From dissociated tissue, qPCR and flow cytometry were used to quantify the level of CAR-T cell infiltration (figure 6Bi,ii) and demonstrated CAR-T cell trafficking and infiltration above the limit of detection in three of six available patient biopsy samples. To assess CAR-T cell infiltration in situ, RNAScope was performed with probes designed to detect the mRNA originating from the GD2-CAR retrovector. Using this technique, we were likewise able to identify tumor-infiltrating GD2-CAR-T cells in three of six FFPE biopsies (figure 6C). Finally, to directly identify CAR-expressing T cells we performed multicolour immunofluorescence (IF) on the available fresh-frozen tissue samples, with costaining for cleaved caspase 3 (CC3) as an indicator of CAR-T cell-mediated cytotoxicity. Patient 203 had the most abundant staining for both CD3+T cells and CAR+T cells with CC3 staining in tumor cells adjacent to T cells (figure 6D and online supplemental figure S10).

High-parameter flow cytometry using the immune phenotyping panel described for circulating T cells was also performed for samples with sufficient material (at least 200,000 cryopreserved cells). The samples analyzed by high-parameter flow cytometry were from patient 203 and patient 305 tumor biopsies and from patient 306’s ascitic fluid (online supplemental figure S9C–L). Proportions of CD4+ and CD8+ T cells among CAR+TIL and endogenous TIL were equivalent and were mostly TEM/TEMRA (online supplemental figure S9C–F). Expression of other phenotypic markers, PD1 and LAG-3, was likewise equivalent on CAR+ and endogenous TIL (online supplemental figure S9H,I) but elevated compared with the circulating CAR+T cells described above (figure 5D,E), suggesting a more functionally suppressed phenotype. Expression of CX3CR1 was significantly elevated among CAR+T cells versus endogenous T cells in tumor tissues (mean 83% vs 10.8%, p=0.0268, online supplemental figure S9L). Evaluation of ascitic fluid during the postinfusion period revealed predominant cell types of the monocyte-macrophage lineage and T cells of which a very small proportion, were CAR+T cells, peaking at day 7 (online supplemental figure S9M–P).

--- Work to complete ---
[A] Decide whether each statement agrees with the passage on CAR-T cell infiltration. For each one, answer yes or no and quote the words of the passage that decide it.
(i) RNAScope detected tumor-infiltrating GD2-CAR-T cells in three of six FFPE biopsies.
(ii) High-parameter flow cytometry was performed on all six patient biopsy samples.
(iii) PD1 and LAG-3 expression was higher on CAR+ TIL than on endogenous TIL.
[B] According to the passage on CAR-T cell infiltration, how much cryopreserved material did a sample need for high-parameter flow cytometry?
[C] Write the text that comes next in the passage on CAR-T cell infiltration, picking up after its final sentence.

--- Data extracts ---
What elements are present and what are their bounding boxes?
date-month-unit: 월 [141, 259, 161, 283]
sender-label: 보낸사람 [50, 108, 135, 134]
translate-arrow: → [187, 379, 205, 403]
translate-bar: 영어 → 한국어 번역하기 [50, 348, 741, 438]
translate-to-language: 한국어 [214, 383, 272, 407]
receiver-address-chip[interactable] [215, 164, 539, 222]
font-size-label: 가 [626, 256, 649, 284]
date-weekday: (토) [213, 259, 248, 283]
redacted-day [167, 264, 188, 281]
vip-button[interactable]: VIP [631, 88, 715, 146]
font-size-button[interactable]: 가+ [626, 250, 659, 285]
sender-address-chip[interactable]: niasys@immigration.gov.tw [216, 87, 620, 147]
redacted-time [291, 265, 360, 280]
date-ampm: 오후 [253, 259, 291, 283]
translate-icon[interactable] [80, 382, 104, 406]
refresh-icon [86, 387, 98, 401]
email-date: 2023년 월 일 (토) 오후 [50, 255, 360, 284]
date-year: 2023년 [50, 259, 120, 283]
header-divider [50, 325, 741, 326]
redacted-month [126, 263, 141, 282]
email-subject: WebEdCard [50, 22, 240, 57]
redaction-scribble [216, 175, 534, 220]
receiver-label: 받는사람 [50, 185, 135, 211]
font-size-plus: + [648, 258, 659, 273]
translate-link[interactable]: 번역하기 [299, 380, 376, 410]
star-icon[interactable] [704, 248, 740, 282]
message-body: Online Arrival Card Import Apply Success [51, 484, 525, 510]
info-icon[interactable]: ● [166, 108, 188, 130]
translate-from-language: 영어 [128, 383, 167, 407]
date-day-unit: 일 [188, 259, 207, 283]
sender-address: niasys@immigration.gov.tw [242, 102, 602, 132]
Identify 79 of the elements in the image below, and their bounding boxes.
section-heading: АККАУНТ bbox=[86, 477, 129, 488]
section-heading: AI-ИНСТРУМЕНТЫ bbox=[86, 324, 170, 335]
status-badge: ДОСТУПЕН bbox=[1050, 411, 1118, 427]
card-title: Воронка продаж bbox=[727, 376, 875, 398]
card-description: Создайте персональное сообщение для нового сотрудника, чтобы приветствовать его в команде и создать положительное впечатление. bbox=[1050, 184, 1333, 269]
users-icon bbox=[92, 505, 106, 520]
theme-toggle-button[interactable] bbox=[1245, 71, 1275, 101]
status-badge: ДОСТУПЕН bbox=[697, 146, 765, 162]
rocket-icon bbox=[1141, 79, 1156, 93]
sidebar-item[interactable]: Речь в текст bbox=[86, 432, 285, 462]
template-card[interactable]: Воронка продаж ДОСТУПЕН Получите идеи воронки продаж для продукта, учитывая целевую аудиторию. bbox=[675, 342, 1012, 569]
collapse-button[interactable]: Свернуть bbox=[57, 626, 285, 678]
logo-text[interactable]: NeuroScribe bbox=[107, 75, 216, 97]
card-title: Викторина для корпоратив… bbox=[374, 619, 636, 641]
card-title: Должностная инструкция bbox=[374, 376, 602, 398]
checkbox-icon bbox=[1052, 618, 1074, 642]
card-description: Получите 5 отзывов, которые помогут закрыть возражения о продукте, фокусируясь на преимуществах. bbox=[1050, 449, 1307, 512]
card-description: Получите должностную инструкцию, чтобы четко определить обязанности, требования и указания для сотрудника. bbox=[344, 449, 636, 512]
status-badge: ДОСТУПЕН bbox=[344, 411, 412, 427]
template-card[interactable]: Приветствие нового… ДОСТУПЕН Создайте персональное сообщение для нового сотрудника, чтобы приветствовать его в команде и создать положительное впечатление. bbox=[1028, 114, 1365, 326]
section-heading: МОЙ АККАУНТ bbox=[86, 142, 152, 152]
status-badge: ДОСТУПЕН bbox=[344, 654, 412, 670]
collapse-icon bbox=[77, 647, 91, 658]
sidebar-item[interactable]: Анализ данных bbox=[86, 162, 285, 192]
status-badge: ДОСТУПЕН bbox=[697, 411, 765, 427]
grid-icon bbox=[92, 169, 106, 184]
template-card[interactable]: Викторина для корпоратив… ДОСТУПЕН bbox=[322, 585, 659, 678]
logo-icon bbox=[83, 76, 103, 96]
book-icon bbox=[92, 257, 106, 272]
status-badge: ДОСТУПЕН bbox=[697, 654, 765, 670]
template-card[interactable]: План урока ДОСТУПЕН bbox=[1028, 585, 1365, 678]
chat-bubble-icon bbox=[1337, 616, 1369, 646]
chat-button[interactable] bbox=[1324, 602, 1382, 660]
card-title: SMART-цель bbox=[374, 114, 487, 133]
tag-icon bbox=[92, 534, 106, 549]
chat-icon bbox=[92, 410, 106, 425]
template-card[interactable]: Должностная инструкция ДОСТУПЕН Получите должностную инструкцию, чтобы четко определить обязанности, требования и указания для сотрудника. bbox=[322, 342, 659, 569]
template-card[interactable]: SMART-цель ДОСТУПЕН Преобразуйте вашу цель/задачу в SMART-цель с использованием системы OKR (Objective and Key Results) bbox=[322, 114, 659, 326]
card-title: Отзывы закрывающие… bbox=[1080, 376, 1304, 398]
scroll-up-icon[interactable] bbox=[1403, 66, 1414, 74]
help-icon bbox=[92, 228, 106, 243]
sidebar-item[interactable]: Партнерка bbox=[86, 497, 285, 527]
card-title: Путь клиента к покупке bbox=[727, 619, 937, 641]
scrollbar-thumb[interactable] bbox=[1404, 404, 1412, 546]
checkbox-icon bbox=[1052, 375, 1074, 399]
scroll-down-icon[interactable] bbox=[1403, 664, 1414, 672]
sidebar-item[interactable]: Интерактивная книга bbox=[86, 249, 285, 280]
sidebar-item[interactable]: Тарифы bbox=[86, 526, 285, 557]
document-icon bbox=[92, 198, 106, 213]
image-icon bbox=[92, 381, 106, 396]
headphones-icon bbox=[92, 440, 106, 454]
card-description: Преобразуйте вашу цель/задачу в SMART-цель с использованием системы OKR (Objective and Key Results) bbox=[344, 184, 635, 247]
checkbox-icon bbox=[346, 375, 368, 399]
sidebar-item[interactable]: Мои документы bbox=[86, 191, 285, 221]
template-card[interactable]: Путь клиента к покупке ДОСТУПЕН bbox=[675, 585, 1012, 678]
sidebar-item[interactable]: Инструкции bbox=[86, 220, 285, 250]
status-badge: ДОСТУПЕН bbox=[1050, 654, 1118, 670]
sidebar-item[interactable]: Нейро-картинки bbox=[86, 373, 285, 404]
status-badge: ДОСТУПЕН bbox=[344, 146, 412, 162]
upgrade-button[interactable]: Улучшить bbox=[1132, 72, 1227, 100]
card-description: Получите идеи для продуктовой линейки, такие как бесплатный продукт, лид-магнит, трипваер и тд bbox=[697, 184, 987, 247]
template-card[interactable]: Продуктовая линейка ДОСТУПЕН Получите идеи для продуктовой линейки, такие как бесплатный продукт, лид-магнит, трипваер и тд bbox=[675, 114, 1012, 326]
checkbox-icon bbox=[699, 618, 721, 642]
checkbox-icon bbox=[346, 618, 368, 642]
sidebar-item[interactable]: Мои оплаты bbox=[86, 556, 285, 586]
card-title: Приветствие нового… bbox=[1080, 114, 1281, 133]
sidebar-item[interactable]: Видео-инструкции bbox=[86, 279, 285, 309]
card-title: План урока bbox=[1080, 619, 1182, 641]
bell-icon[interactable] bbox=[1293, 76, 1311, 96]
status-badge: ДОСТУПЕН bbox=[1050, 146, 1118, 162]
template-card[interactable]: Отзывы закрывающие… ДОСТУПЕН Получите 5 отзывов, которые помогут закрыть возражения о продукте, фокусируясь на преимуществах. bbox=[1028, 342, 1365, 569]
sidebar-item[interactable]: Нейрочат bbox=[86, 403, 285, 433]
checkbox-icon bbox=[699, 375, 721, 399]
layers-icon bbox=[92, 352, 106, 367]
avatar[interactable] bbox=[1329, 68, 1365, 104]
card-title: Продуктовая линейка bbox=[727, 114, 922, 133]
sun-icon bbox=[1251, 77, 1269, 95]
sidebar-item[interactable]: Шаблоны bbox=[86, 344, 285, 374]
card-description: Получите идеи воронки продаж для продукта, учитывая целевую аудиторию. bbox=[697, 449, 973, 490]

--- Results ---
[A]
(i) Yes: "we were likewise able to identify tumor-infiltrating GD2-CAR-T cells in three of six FFPE biopsies"
(ii) No: "The samples analyzed by high-parameter flow cytometry were from patient 203 and patient 305 tumor biopsies and from patient 306’s ascitic fluid"
(iii) No: "Expression of other phenotypic markers, PD1 and LAG-3, was likewise equivalent on CAR+ and endogenous TIL"

[B] At least 200,000 cryopreserved cells.

[C]
Discussion

GD2-specific CAR-T cells have been administered to over 57 patients with neuroblastoma8 11 13 15 and recently four patients with DMG16 and eight patients with glioblastoma14 with no evidence of on-target, off-tumor toxicity from CAR-T cells targeting GD2 on normal tissue, and with evidence of tumor responses and clinical benefit in some patients. Here, we report the safe administration of third-generation, GD2-specific autologous CAR-T cell therapy to 12 patients with metastatic GD2-positive solid cancers. Although treatment-emergent AEs were recorded in most patients, all were low grade, and no patient experienced a DLT. Our results are like those recently reported for a 13-patient trial using an identical GD2-CAR vector in patients with relapsed neuroblastoma and osteosarcoma. In that study a different manufacturing protocol with cell expansion in IL-2 was used and all patients received preconditioning chemotherapy, however, similar outcomes of variable expansion, limited persistence and no long-term tumor responses13 were observed as in our study.

Peripheral expansion and persistence is an important biomarker of CAR-T cell function and correlates with efficacy in CD19-CAR-T cell therapy. For example, the median value for peak expansion in the ELIANA and ENSIGN trials with Tisagenlecleucal was 44 800 copies/μg DNA for responders compared with 22,000 copies/μg DNA in non-responders.